*Chart and figure data*:
▬▬▬

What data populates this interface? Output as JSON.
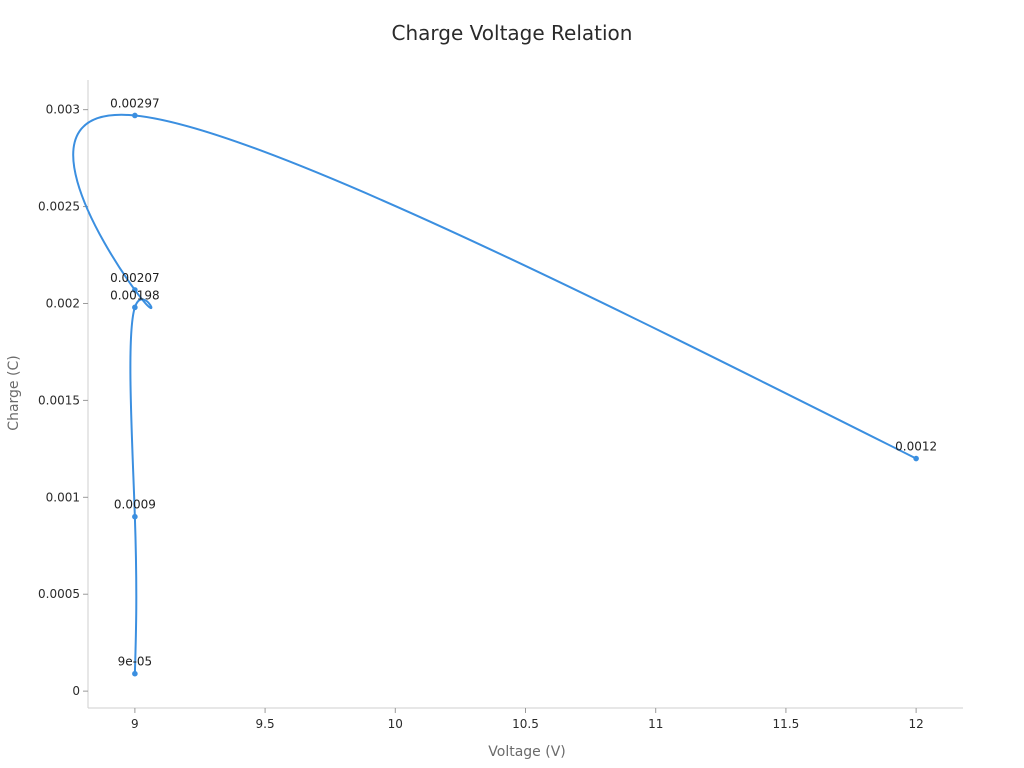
{
  "chart_data": {
    "type": "line",
    "title": "Charge Voltage Relation",
    "xlabel": "Voltage (V)",
    "ylabel": "Charge (C)",
    "xlim": [
      8.82,
      12.18
    ],
    "ylim": [
      -8.7e-05,
      0.003153
    ],
    "xticks": [
      9,
      9.5,
      10,
      10.5,
      11,
      11.5,
      12
    ],
    "xtick_labels": [
      "9",
      "9.5",
      "10",
      "10.5",
      "11",
      "11.5",
      "12"
    ],
    "yticks": [
      0,
      0.0005,
      0.001,
      0.0015,
      0.002,
      0.0025,
      0.003
    ],
    "ytick_labels": [
      "0",
      "0.0005",
      "0.001",
      "0.0015",
      "0.002",
      "0.0025",
      "0.003"
    ],
    "grid": false,
    "series": [
      {
        "color": "#3b8fe0",
        "points": [
          {
            "x": 9,
            "y": 9e-05,
            "label": "9e-05"
          },
          {
            "x": 9,
            "y": 0.0009,
            "label": "0.0009"
          },
          {
            "x": 9,
            "y": 0.00198,
            "label": "0.00198"
          },
          {
            "x": 9,
            "y": 0.00207,
            "label": "0.00207"
          },
          {
            "x": 9,
            "y": 0.00297,
            "label": "0.00297"
          },
          {
            "x": 12,
            "y": 0.0012,
            "label": "0.0012"
          }
        ]
      }
    ]
  }
}
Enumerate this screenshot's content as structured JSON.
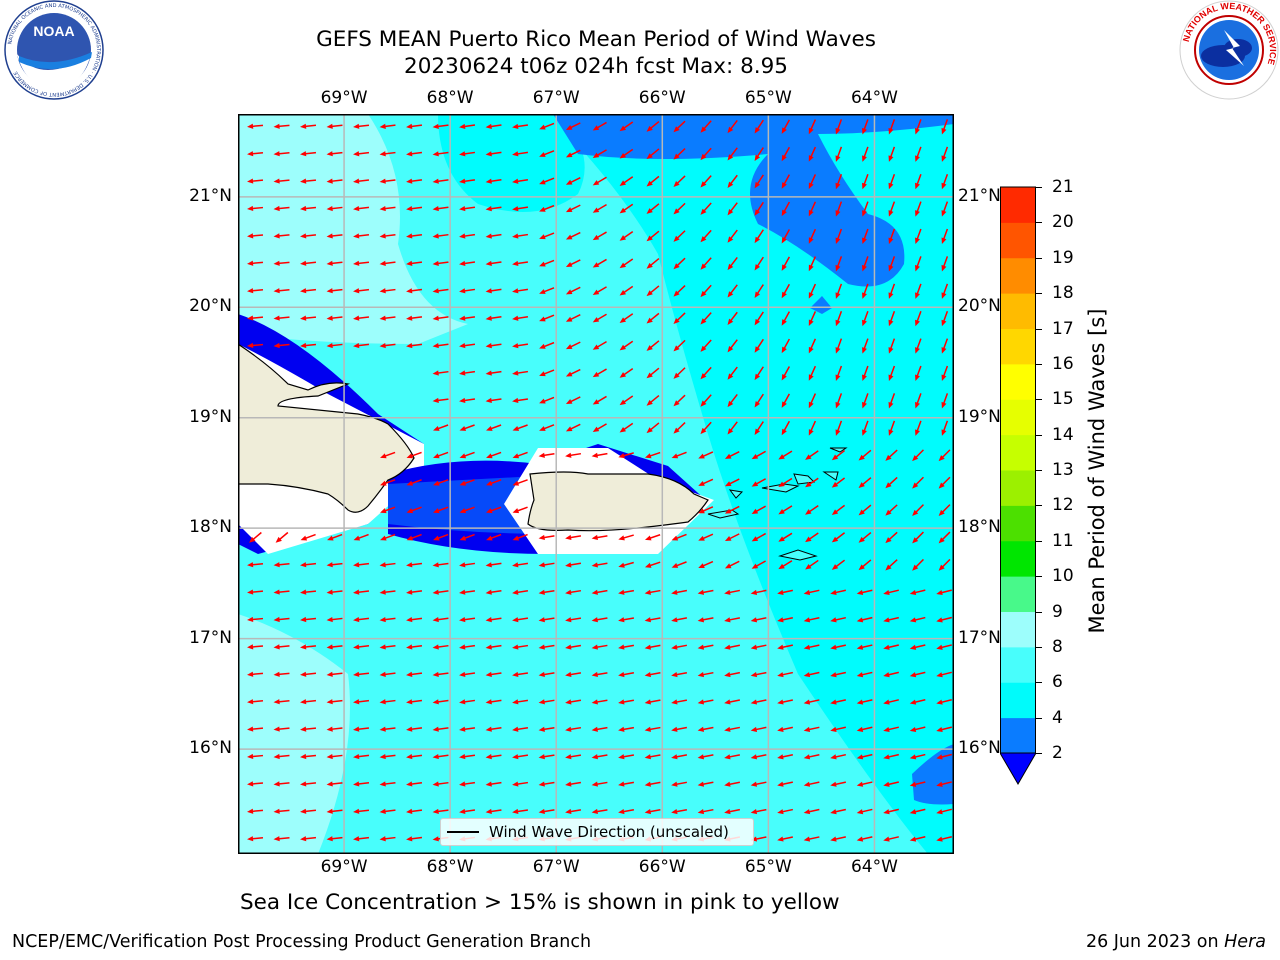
{
  "header": {
    "title_line1": "GEFS MEAN Puerto Rico Mean Period of Wind Waves",
    "title_line2": "20230624 t06z 024h fcst   Max: 8.95"
  },
  "logos": {
    "noaa": "NOAA",
    "noaa_ring_text": "NATIONAL OCEANIC AND ATMOSPHERIC ADMINISTRATION · U.S. DEPARTMENT OF COMMERCE",
    "nws_ring_text": "NATIONAL WEATHER SERVICE"
  },
  "map": {
    "lon_labels": [
      "69°W",
      "68°W",
      "67°W",
      "66°W",
      "65°W",
      "64°W"
    ],
    "lat_labels": [
      "21°N",
      "20°N",
      "19°N",
      "18°N",
      "17°N",
      "16°N"
    ],
    "lon_range": [
      -70,
      -63.25
    ],
    "lat_range": [
      15.05,
      21.75
    ],
    "wave_direction": "westward (toward W to WSW)",
    "colors": {
      "land": "#efedd9",
      "grid": "#b8b8b8",
      "arrow": "#ff0000",
      "c2_4": "#0a7cff",
      "c4_6": "#00fcfd",
      "c6_8": "#48fefc",
      "c8_9": "#9dfefc",
      "deep_blue": "#0000f0"
    }
  },
  "legend": {
    "label": "Wind Wave Direction (unscaled)"
  },
  "colorbar": {
    "title": "Mean Period of Wind Waves [s]",
    "ticks": [
      "2",
      "4",
      "6",
      "8",
      "9",
      "10",
      "11",
      "12",
      "13",
      "14",
      "15",
      "16",
      "17",
      "18",
      "19",
      "20",
      "21"
    ],
    "colors": [
      "#0a7cff",
      "#00fbfb",
      "#48fefc",
      "#9dfefc",
      "#48f98a",
      "#00e600",
      "#4ce000",
      "#9cf000",
      "#c6ff00",
      "#e6ff00",
      "#ffff00",
      "#ffd700",
      "#ffbb00",
      "#ff8c00",
      "#ff5500",
      "#ff2a00",
      "#ff0000"
    ],
    "under_color": "#0000ff"
  },
  "notes": {
    "sea_ice": "Sea Ice Concentration > 15% is shown in pink to yellow"
  },
  "footer": {
    "left": "NCEP/EMC/Verification Post Processing Product Generation Branch",
    "right_date": "26 Jun 2023 on ",
    "right_host": "Hera"
  }
}
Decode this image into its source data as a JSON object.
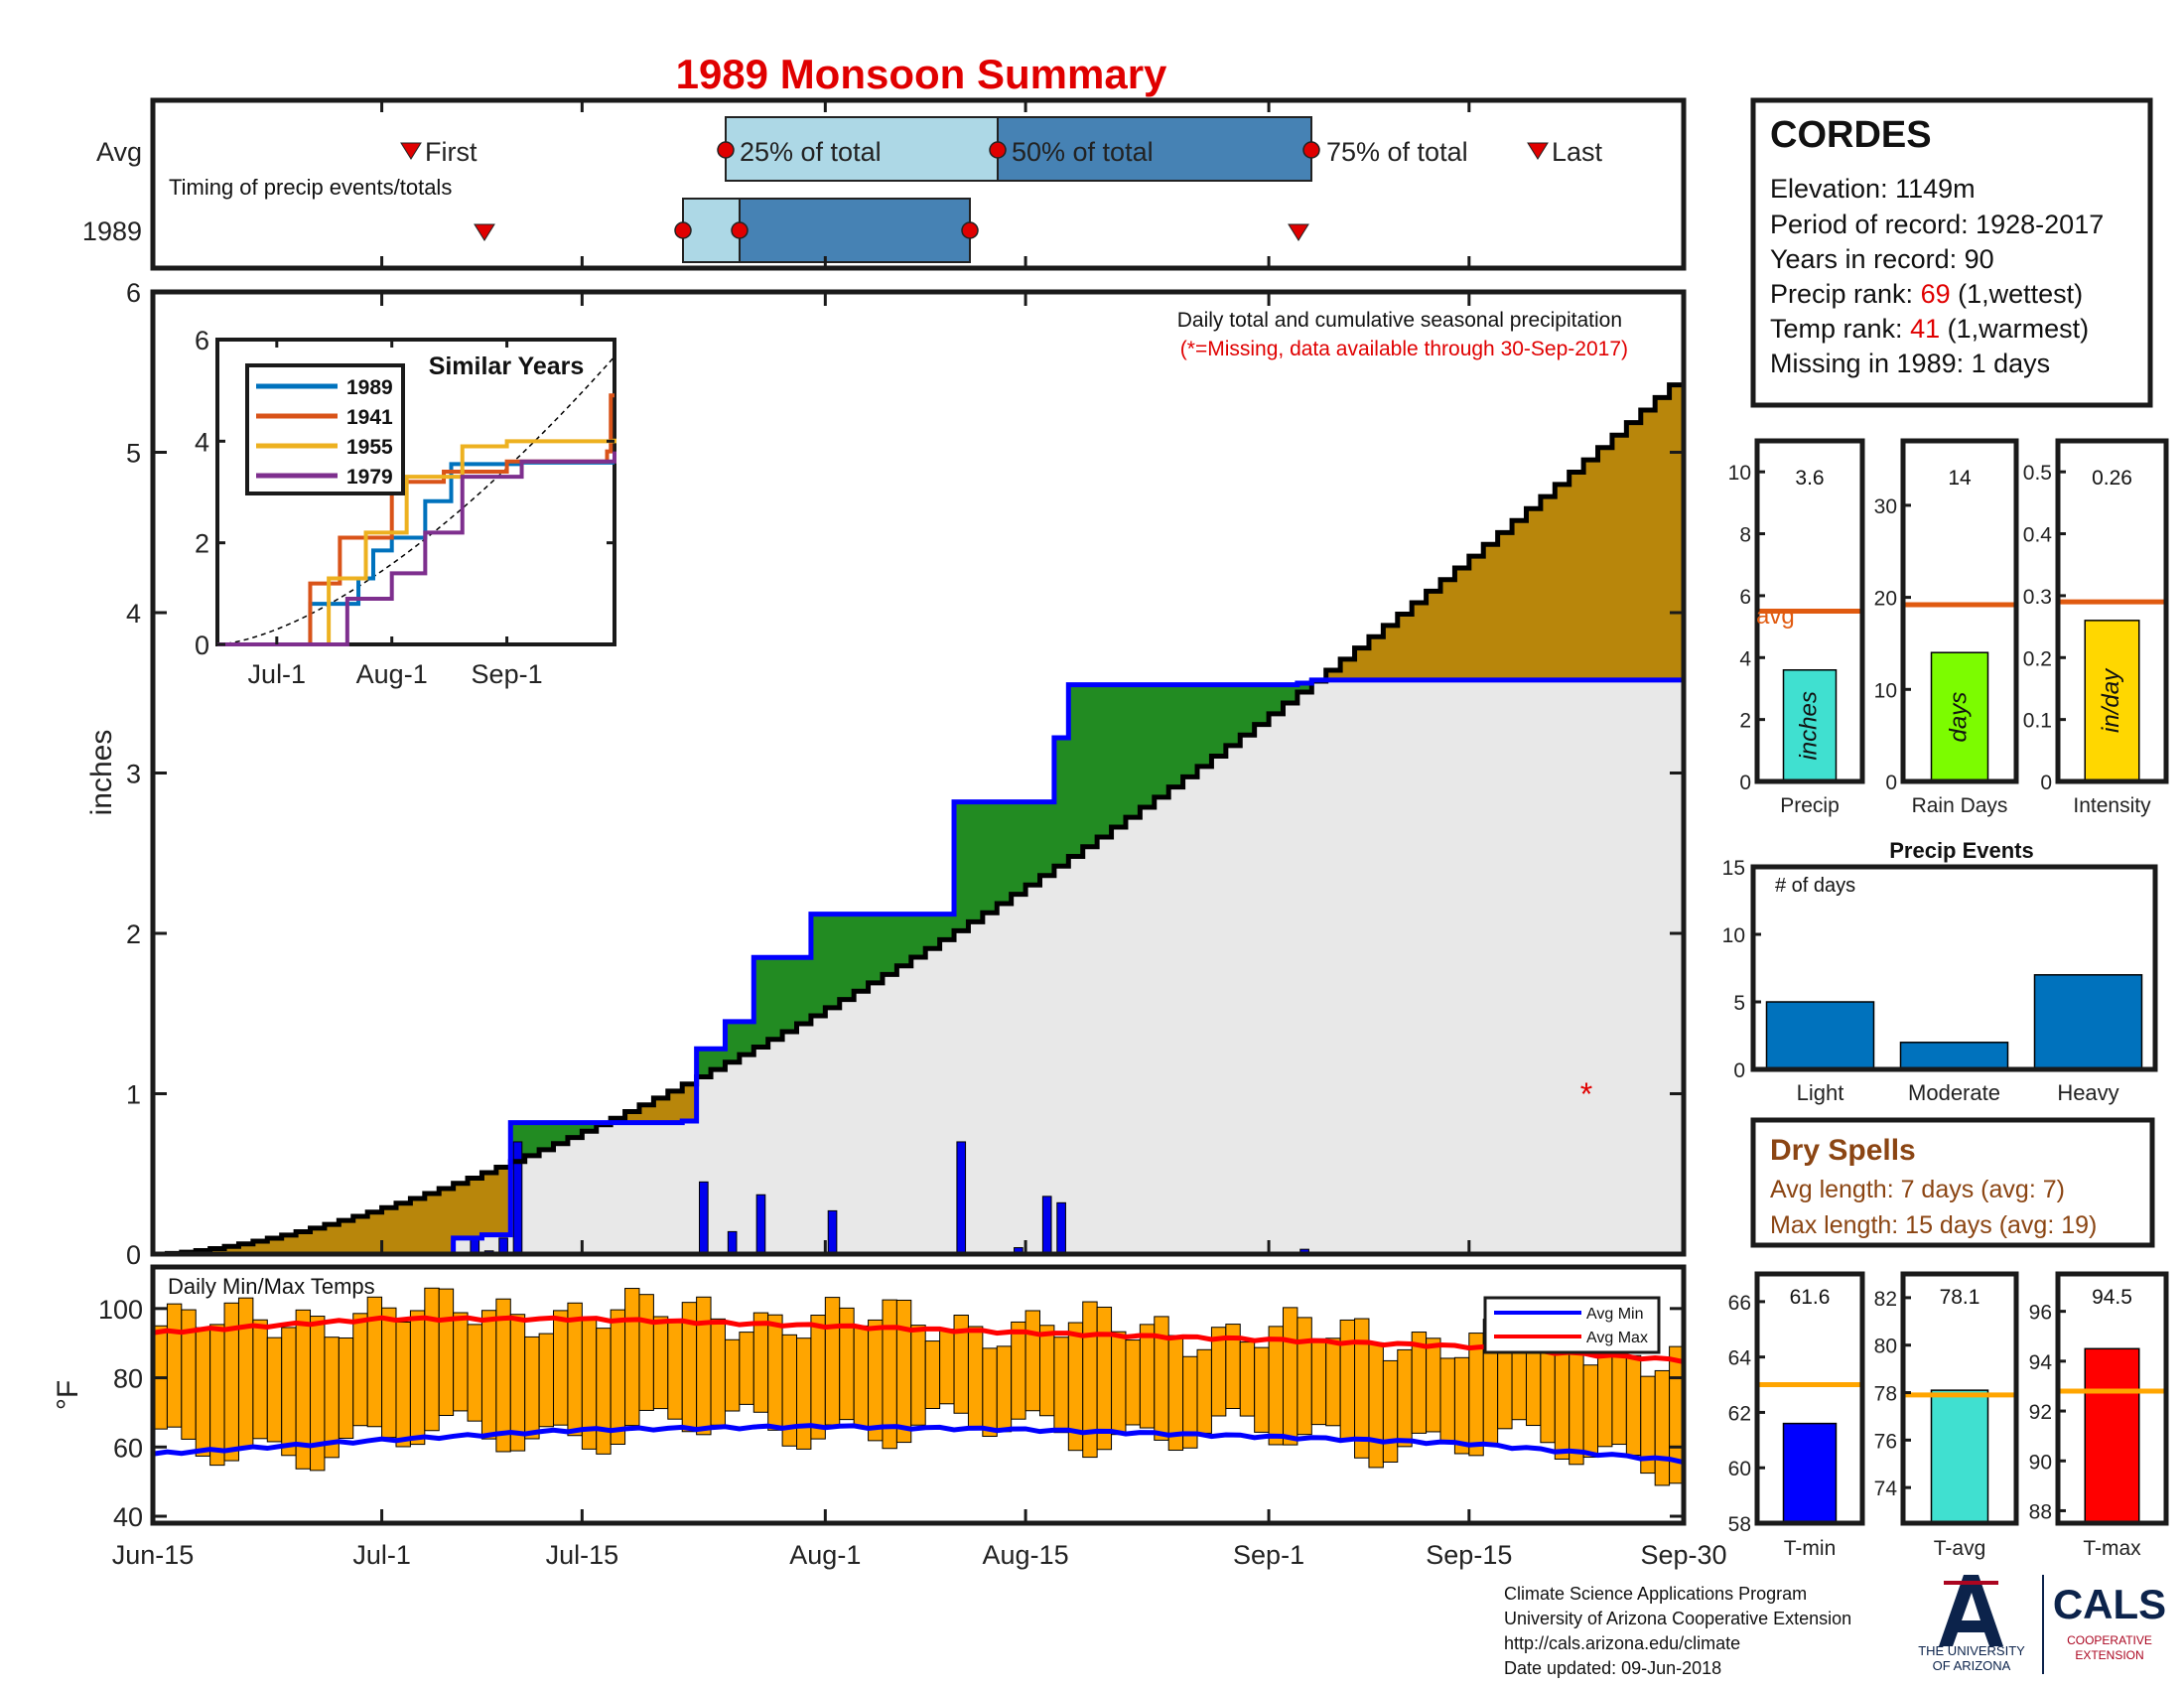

▬▬▬

*Task objective*: Copy the material shown above in full and exactly. Skip the pictures.

*Exercise result*:
What data populates this interface? Output as JSON.
{
  "chart_data": {
    "type": "line",
    "title": "Charge Voltage Relation",
    "xlabel": "Voltage (V)",
    "ylabel": "Charge (C)",
    "xlim": [
      8.82,
      12.18
    ],
    "ylim": [
      -8.7e-05,
      0.003153
    ],
    "xticks": [
      9,
      9.5,
      10,
      10.5,
      11,
      11.5,
      12
    ],
    "xtick_labels": [
      "9",
      "9.5",
      "10",
      "10.5",
      "11",
      "11.5",
      "12"
    ],
    "yticks": [
      0,
      0.0005,
      0.001,
      0.0015,
      0.002,
      0.0025,
      0.003
    ],
    "ytick_labels": [
      "0",
      "0.0005",
      "0.001",
      "0.0015",
      "0.002",
      "0.0025",
      "0.003"
    ],
    "grid": false,
    "series": [
      {
        "color": "#3b8fe0",
        "points": [
          {
            "x": 9,
            "y": 9e-05,
            "label": "9e-05"
          },
          {
            "x": 9,
            "y": 0.0009,
            "label": "0.0009"
          },
          {
            "x": 9,
            "y": 0.00198,
            "label": "0.00198"
          },
          {
            "x": 9,
            "y": 0.00207,
            "label": "0.00207"
          },
          {
            "x": 9,
            "y": 0.00297,
            "label": "0.00297"
          },
          {
            "x": 12,
            "y": 0.0012,
            "label": "0.0012"
          }
        ]
      }
    ]
  }
}
Enumerate this screenshot's content as structured JSON.
{
  "header": {
    "title_line1": "GEFS MEAN Puerto Rico Mean Period of Wind Waves",
    "title_line2": "20230624 t06z 024h fcst   Max: 8.95"
  },
  "logos": {
    "noaa": "NOAA",
    "noaa_ring_text": "NATIONAL OCEANIC AND ATMOSPHERIC ADMINISTRATION · U.S. DEPARTMENT OF COMMERCE",
    "nws_ring_text": "NATIONAL WEATHER SERVICE"
  },
  "map": {
    "lon_labels": [
      "69°W",
      "68°W",
      "67°W",
      "66°W",
      "65°W",
      "64°W"
    ],
    "lat_labels": [
      "21°N",
      "20°N",
      "19°N",
      "18°N",
      "17°N",
      "16°N"
    ],
    "lon_range": [
      -70,
      -63.25
    ],
    "lat_range": [
      15.05,
      21.75
    ],
    "wave_direction": "westward (toward W to WSW)",
    "colors": {
      "land": "#efedd9",
      "grid": "#b8b8b8",
      "arrow": "#ff0000",
      "c2_4": "#0a7cff",
      "c4_6": "#00fcfd",
      "c6_8": "#48fefc",
      "c8_9": "#9dfefc",
      "deep_blue": "#0000f0"
    }
  },
  "legend": {
    "label": "Wind Wave Direction (unscaled)"
  },
  "colorbar": {
    "title": "Mean Period of Wind Waves [s]",
    "ticks": [
      "2",
      "4",
      "6",
      "8",
      "9",
      "10",
      "11",
      "12",
      "13",
      "14",
      "15",
      "16",
      "17",
      "18",
      "19",
      "20",
      "21"
    ],
    "colors": [
      "#0a7cff",
      "#00fbfb",
      "#48fefc",
      "#9dfefc",
      "#48f98a",
      "#00e600",
      "#4ce000",
      "#9cf000",
      "#c6ff00",
      "#e6ff00",
      "#ffff00",
      "#ffd700",
      "#ffbb00",
      "#ff8c00",
      "#ff5500",
      "#ff2a00",
      "#ff0000"
    ],
    "under_color": "#0000ff"
  },
  "notes": {
    "sea_ice": "Sea Ice Concentration > 15% is shown in pink to yellow"
  },
  "footer": {
    "left": "NCEP/EMC/Verification Post Processing Product Generation Branch",
    "right_date": "26 Jun 2023 on ",
    "right_host": "Hera"
  }
}
Decode this image into its source data as a JSON object.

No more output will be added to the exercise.